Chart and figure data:
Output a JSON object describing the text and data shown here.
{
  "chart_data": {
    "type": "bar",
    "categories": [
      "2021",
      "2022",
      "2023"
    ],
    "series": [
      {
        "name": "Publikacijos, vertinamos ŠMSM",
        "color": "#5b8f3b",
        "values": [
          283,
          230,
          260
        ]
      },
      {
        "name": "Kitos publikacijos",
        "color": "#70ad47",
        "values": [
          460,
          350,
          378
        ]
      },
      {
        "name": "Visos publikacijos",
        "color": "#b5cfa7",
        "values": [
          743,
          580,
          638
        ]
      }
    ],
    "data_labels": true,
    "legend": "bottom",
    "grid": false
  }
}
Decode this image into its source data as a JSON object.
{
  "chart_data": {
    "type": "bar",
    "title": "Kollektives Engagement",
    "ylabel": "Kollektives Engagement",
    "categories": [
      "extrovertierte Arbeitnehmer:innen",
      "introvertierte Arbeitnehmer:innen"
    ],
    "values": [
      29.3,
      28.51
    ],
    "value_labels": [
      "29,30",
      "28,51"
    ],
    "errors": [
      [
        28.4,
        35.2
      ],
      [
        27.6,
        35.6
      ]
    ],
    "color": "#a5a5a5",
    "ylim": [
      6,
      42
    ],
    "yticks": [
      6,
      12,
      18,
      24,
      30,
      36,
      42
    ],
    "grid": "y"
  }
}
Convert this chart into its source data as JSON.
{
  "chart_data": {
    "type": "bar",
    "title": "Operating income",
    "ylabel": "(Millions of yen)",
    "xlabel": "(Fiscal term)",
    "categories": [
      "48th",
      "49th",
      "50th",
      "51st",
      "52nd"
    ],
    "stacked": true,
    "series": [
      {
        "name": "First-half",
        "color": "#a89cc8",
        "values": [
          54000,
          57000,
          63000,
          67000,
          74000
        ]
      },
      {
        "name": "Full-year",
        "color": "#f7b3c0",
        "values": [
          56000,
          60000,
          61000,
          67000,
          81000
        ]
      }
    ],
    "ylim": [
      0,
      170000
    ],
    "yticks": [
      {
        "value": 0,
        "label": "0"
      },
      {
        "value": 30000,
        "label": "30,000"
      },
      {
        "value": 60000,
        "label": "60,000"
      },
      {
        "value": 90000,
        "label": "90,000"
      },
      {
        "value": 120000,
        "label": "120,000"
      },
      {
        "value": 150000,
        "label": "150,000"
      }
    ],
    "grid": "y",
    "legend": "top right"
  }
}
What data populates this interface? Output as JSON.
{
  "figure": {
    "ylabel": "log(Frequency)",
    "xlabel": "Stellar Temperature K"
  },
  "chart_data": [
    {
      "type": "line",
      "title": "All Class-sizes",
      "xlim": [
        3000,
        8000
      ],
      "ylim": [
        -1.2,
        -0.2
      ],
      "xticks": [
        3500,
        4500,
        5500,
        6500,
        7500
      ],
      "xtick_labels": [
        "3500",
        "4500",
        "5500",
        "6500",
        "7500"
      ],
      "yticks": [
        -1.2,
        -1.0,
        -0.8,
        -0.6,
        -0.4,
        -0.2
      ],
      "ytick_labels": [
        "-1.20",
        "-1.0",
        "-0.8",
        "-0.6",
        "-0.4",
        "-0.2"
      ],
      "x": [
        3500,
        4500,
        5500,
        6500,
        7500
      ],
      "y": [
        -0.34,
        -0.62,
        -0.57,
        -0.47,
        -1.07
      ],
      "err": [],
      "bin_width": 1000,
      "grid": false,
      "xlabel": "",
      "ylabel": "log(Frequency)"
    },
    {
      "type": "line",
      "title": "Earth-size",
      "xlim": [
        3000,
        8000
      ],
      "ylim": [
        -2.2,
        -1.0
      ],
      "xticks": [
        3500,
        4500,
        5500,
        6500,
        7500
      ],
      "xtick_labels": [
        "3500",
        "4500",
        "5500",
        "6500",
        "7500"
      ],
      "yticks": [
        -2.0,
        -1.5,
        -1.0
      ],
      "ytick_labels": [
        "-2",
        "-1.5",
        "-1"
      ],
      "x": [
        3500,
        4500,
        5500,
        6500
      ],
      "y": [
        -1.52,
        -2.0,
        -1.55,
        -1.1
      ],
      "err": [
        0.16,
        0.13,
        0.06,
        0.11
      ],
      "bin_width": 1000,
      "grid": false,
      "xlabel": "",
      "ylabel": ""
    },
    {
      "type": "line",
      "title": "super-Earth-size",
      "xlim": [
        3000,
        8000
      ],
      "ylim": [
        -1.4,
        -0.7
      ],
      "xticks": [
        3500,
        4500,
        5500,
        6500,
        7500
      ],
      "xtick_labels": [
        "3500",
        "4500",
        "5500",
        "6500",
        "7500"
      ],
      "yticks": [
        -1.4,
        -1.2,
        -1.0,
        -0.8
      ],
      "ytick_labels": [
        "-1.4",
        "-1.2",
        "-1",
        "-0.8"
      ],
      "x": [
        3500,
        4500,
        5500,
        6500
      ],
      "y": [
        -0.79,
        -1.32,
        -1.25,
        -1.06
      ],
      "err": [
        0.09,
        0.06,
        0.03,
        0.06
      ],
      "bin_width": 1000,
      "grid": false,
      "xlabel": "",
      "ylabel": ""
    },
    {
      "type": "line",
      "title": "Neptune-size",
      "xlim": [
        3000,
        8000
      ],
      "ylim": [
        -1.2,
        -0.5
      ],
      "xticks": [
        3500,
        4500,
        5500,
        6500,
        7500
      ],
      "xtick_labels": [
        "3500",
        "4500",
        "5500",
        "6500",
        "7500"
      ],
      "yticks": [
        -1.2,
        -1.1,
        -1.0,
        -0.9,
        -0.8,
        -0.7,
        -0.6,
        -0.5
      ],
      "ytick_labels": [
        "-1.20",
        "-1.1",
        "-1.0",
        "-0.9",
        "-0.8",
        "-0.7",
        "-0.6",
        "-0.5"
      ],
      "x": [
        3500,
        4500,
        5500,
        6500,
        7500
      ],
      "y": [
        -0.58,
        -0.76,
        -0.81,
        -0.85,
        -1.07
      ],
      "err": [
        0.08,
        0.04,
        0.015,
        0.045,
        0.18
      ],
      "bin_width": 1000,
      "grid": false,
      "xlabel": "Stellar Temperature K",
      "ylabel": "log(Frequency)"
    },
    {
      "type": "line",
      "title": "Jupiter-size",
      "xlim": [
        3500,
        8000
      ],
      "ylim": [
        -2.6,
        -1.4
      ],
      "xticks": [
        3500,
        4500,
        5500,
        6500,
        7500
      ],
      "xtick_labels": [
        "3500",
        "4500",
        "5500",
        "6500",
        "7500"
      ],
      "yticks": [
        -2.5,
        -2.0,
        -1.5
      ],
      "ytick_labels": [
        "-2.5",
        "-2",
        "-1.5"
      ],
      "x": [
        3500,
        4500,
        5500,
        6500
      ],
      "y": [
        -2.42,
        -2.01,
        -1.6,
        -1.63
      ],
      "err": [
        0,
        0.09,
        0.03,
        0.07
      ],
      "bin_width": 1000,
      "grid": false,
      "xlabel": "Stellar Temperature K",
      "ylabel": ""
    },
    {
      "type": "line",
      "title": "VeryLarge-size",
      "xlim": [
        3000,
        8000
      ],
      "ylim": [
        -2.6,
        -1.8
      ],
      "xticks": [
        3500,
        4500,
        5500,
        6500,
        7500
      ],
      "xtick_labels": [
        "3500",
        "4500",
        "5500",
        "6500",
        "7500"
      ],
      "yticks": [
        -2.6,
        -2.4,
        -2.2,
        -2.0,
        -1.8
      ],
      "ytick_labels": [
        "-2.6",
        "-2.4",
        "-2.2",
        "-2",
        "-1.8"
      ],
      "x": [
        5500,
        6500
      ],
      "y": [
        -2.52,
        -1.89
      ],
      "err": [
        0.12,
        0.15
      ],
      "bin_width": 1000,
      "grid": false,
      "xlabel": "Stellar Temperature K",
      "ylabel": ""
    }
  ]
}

* _WHAT IS EXPECTED_
Write every entry out again exactly.

* _SOLUTION FOR THIS TASK_
Output a JSON object describing the text and data shown here.
{
  "chart_data": {
    "type": "bar",
    "categories": [
      "2021",
      "2022",
      "2023"
    ],
    "series": [
      {
        "name": "Publikacijos, vertinamos ŠMSM",
        "color": "#5b8f3b",
        "values": [
          283,
          230,
          260
        ]
      },
      {
        "name": "Kitos publikacijos",
        "color": "#70ad47",
        "values": [
          460,
          350,
          378
        ]
      },
      {
        "name": "Visos publikacijos",
        "color": "#b5cfa7",
        "values": [
          743,
          580,
          638
        ]
      }
    ],
    "data_labels": true,
    "legend": "bottom",
    "grid": false
  }
}
Decode this image into its source data as a JSON object.
{
  "chart_data": {
    "type": "bar",
    "title": "Kollektives Engagement",
    "ylabel": "Kollektives Engagement",
    "categories": [
      "extrovertierte Arbeitnehmer:innen",
      "introvertierte Arbeitnehmer:innen"
    ],
    "values": [
      29.3,
      28.51
    ],
    "value_labels": [
      "29,30",
      "28,51"
    ],
    "errors": [
      [
        28.4,
        35.2
      ],
      [
        27.6,
        35.6
      ]
    ],
    "color": "#a5a5a5",
    "ylim": [
      6,
      42
    ],
    "yticks": [
      6,
      12,
      18,
      24,
      30,
      36,
      42
    ],
    "grid": "y"
  }
}
Convert this chart into its source data as JSON.
{
  "chart_data": {
    "type": "bar",
    "title": "Operating income",
    "ylabel": "(Millions of yen)",
    "xlabel": "(Fiscal term)",
    "categories": [
      "48th",
      "49th",
      "50th",
      "51st",
      "52nd"
    ],
    "stacked": true,
    "series": [
      {
        "name": "First-half",
        "color": "#a89cc8",
        "values": [
          54000,
          57000,
          63000,
          67000,
          74000
        ]
      },
      {
        "name": "Full-year",
        "color": "#f7b3c0",
        "values": [
          56000,
          60000,
          61000,
          67000,
          81000
        ]
      }
    ],
    "ylim": [
      0,
      170000
    ],
    "yticks": [
      {
        "value": 0,
        "label": "0"
      },
      {
        "value": 30000,
        "label": "30,000"
      },
      {
        "value": 60000,
        "label": "60,000"
      },
      {
        "value": 90000,
        "label": "90,000"
      },
      {
        "value": 120000,
        "label": "120,000"
      },
      {
        "value": 150000,
        "label": "150,000"
      }
    ],
    "grid": "y",
    "legend": "top right"
  }
}
What data populates this interface? Output as JSON.
{
  "figure": {
    "ylabel": "log(Frequency)",
    "xlabel": "Stellar Temperature K"
  },
  "chart_data": [
    {
      "type": "line",
      "title": "All Class-sizes",
      "xlim": [
        3000,
        8000
      ],
      "ylim": [
        -1.2,
        -0.2
      ],
      "xticks": [
        3500,
        4500,
        5500,
        6500,
        7500
      ],
      "xtick_labels": [
        "3500",
        "4500",
        "5500",
        "6500",
        "7500"
      ],
      "yticks": [
        -1.2,
        -1.0,
        -0.8,
        -0.6,
        -0.4,
        -0.2
      ],
      "ytick_labels": [
        "-1.20",
        "-1.0",
        "-0.8",
        "-0.6",
        "-0.4",
        "-0.2"
      ],
      "x": [
        3500,
        4500,
        5500,
        6500,
        7500
      ],
      "y": [
        -0.34,
        -0.62,
        -0.57,
        -0.47,
        -1.07
      ],
      "err": [],
      "bin_width": 1000,
      "grid": false,
      "xlabel": "",
      "ylabel": "log(Frequency)"
    },
    {
      "type": "line",
      "title": "Earth-size",
      "xlim": [
        3000,
        8000
      ],
      "ylim": [
        -2.2,
        -1.0
      ],
      "xticks": [
        3500,
        4500,
        5500,
        6500,
        7500
      ],
      "xtick_labels": [
        "3500",
        "4500",
        "5500",
        "6500",
        "7500"
      ],
      "yticks": [
        -2.0,
        -1.5,
        -1.0
      ],
      "ytick_labels": [
        "-2",
        "-1.5",
        "-1"
      ],
      "x": [
        3500,
        4500,
        5500,
        6500
      ],
      "y": [
        -1.52,
        -2.0,
        -1.55,
        -1.1
      ],
      "err": [
        0.16,
        0.13,
        0.06,
        0.11
      ],
      "bin_width": 1000,
      "grid": false,
      "xlabel": "",
      "ylabel": ""
    },
    {
      "type": "line",
      "title": "super-Earth-size",
      "xlim": [
        3000,
        8000
      ],
      "ylim": [
        -1.4,
        -0.7
      ],
      "xticks": [
        3500,
        4500,
        5500,
        6500,
        7500
      ],
      "xtick_labels": [
        "3500",
        "4500",
        "5500",
        "6500",
        "7500"
      ],
      "yticks": [
        -1.4,
        -1.2,
        -1.0,
        -0.8
      ],
      "ytick_labels": [
        "-1.4",
        "-1.2",
        "-1",
        "-0.8"
      ],
      "x": [
        3500,
        4500,
        5500,
        6500
      ],
      "y": [
        -0.79,
        -1.32,
        -1.25,
        -1.06
      ],
      "err": [
        0.09,
        0.06,
        0.03,
        0.06
      ],
      "bin_width": 1000,
      "grid": false,
      "xlabel": "",
      "ylabel": ""
    },
    {
      "type": "line",
      "title": "Neptune-size",
      "xlim": [
        3000,
        8000
      ],
      "ylim": [
        -1.2,
        -0.5
      ],
      "xticks": [
        3500,
        4500,
        5500,
        6500,
        7500
      ],
      "xtick_labels": [
        "3500",
        "4500",
        "5500",
        "6500",
        "7500"
      ],
      "yticks": [
        -1.2,
        -1.1,
        -1.0,
        -0.9,
        -0.8,
        -0.7,
        -0.6,
        -0.5
      ],
      "ytick_labels": [
        "-1.20",
        "-1.1",
        "-1.0",
        "-0.9",
        "-0.8",
        "-0.7",
        "-0.6",
        "-0.5"
      ],
      "x": [
        3500,
        4500,
        5500,
        6500,
        7500
      ],
      "y": [
        -0.58,
        -0.76,
        -0.81,
        -0.85,
        -1.07
      ],
      "err": [
        0.08,
        0.04,
        0.015,
        0.045,
        0.18
      ],
      "bin_width": 1000,
      "grid": false,
      "xlabel": "Stellar Temperature K",
      "ylabel": "log(Frequency)"
    },
    {
      "type": "line",
      "title": "Jupiter-size",
      "xlim": [
        3500,
        8000
      ],
      "ylim": [
        -2.6,
        -1.4
      ],
      "xticks": [
        3500,
        4500,
        5500,
        6500,
        7500
      ],
      "xtick_labels": [
        "3500",
        "4500",
        "5500",
        "6500",
        "7500"
      ],
      "yticks": [
        -2.5,
        -2.0,
        -1.5
      ],
      "ytick_labels": [
        "-2.5",
        "-2",
        "-1.5"
      ],
      "x": [
        3500,
        4500,
        5500,
        6500
      ],
      "y": [
        -2.42,
        -2.01,
        -1.6,
        -1.63
      ],
      "err": [
        0,
        0.09,
        0.03,
        0.07
      ],
      "bin_width": 1000,
      "grid": false,
      "xlabel": "Stellar Temperature K",
      "ylabel": ""
    },
    {
      "type": "line",
      "title": "VeryLarge-size",
      "xlim": [
        3000,
        8000
      ],
      "ylim": [
        -2.6,
        -1.8
      ],
      "xticks": [
        3500,
        4500,
        5500,
        6500,
        7500
      ],
      "xtick_labels": [
        "3500",
        "4500",
        "5500",
        "6500",
        "7500"
      ],
      "yticks": [
        -2.6,
        -2.4,
        -2.2,
        -2.0,
        -1.8
      ],
      "ytick_labels": [
        "-2.6",
        "-2.4",
        "-2.2",
        "-2",
        "-1.8"
      ],
      "x": [
        5500,
        6500
      ],
      "y": [
        -2.52,
        -1.89
      ],
      "err": [
        0.12,
        0.15
      ],
      "bin_width": 1000,
      "grid": false,
      "xlabel": "Stellar Temperature K",
      "ylabel": ""
    }
  ]
}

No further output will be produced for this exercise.